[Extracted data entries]
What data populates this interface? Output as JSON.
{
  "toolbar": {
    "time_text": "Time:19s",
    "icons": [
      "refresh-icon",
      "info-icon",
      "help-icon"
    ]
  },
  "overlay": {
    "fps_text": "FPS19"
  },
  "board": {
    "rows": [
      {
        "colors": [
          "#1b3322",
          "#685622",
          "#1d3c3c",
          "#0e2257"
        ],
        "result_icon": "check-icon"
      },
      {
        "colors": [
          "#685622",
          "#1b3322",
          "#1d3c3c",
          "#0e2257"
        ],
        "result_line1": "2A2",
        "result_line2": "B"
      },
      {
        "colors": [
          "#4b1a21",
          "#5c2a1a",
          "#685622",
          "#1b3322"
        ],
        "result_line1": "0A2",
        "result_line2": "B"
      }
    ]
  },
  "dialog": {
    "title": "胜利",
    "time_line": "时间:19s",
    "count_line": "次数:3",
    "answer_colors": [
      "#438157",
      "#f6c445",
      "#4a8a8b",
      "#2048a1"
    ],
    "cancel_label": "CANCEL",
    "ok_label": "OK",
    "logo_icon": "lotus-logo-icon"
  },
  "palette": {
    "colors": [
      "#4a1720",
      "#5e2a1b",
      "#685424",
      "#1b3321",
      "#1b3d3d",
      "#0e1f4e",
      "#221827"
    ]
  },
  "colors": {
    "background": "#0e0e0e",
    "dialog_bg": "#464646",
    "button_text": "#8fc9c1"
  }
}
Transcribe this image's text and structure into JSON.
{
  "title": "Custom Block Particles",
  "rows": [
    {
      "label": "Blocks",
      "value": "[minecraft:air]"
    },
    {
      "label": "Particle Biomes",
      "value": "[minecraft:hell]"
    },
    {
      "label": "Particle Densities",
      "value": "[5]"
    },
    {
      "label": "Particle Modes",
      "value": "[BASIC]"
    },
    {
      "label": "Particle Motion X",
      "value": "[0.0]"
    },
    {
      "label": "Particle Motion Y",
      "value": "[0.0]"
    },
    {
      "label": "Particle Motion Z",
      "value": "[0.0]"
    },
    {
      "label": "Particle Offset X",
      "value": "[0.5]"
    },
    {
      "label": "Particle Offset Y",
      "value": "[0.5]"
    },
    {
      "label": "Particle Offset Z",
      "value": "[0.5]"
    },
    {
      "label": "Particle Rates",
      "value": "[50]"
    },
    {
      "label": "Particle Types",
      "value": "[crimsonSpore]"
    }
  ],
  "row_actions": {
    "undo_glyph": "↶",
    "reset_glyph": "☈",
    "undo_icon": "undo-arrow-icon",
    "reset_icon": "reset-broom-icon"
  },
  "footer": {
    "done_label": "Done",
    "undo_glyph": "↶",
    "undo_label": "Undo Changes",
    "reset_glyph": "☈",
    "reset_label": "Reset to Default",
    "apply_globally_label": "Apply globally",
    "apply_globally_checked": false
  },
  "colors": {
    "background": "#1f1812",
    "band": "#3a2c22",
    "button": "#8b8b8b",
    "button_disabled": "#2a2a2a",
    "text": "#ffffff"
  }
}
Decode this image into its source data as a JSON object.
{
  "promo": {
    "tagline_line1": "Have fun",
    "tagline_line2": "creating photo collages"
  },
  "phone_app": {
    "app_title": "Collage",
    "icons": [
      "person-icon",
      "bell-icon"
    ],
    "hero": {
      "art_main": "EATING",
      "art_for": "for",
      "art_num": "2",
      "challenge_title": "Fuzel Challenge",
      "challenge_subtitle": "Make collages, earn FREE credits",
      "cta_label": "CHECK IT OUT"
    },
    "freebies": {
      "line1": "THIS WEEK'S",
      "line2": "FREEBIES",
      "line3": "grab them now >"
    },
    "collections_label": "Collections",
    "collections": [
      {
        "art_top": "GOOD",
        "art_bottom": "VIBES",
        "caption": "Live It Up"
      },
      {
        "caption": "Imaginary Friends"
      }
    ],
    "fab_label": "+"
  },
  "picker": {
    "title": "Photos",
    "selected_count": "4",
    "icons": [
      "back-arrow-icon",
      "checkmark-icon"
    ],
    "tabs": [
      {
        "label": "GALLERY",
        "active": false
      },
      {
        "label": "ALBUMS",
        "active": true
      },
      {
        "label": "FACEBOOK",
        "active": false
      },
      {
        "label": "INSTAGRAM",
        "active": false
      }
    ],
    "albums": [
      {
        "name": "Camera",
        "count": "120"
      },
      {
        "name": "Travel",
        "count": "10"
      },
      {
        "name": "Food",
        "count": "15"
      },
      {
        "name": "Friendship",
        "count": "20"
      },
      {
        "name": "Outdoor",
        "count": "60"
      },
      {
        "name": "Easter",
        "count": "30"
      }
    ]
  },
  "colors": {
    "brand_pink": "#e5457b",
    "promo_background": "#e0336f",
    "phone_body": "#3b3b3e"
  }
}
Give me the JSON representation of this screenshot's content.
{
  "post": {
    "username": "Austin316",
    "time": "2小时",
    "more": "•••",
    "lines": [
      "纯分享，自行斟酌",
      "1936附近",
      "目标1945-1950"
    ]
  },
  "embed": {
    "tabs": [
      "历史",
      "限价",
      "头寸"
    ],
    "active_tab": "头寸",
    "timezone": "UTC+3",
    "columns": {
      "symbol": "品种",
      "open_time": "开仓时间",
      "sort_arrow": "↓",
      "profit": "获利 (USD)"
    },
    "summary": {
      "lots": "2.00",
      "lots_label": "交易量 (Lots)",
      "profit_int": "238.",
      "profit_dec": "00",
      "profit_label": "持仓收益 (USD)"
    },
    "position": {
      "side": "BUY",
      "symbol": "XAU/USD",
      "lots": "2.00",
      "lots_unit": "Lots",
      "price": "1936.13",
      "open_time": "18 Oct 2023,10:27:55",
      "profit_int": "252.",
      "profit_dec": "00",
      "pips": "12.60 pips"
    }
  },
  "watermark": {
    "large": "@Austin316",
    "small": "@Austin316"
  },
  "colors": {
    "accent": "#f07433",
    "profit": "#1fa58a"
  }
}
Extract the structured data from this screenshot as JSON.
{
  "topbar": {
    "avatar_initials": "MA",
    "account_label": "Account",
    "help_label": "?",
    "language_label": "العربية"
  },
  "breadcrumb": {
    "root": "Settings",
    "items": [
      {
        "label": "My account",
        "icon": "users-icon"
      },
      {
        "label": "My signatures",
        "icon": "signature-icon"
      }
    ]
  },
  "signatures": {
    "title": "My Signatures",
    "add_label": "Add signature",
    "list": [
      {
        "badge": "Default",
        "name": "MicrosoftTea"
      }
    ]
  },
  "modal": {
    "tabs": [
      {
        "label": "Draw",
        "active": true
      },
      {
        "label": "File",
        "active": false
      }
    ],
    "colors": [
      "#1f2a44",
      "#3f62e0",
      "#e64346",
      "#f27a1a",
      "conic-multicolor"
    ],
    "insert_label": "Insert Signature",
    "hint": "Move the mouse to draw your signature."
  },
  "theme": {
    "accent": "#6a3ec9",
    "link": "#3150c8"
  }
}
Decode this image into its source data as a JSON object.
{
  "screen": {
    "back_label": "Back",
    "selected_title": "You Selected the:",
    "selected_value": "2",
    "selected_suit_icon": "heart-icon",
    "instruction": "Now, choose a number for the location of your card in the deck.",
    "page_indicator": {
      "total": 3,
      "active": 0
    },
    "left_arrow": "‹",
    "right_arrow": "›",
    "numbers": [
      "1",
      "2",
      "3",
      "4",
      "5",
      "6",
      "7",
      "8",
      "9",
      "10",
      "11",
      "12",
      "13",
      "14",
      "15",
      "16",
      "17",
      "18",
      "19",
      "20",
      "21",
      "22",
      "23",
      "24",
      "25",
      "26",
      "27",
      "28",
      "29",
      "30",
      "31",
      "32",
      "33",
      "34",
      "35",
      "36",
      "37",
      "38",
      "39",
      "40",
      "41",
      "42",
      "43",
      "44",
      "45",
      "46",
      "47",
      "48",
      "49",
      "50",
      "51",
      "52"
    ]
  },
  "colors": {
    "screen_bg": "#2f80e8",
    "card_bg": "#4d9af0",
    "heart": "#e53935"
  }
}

Short exercise – What is the number of lines in the data that hold the string "Motion"? Answer with the number only.

Output for this task – 3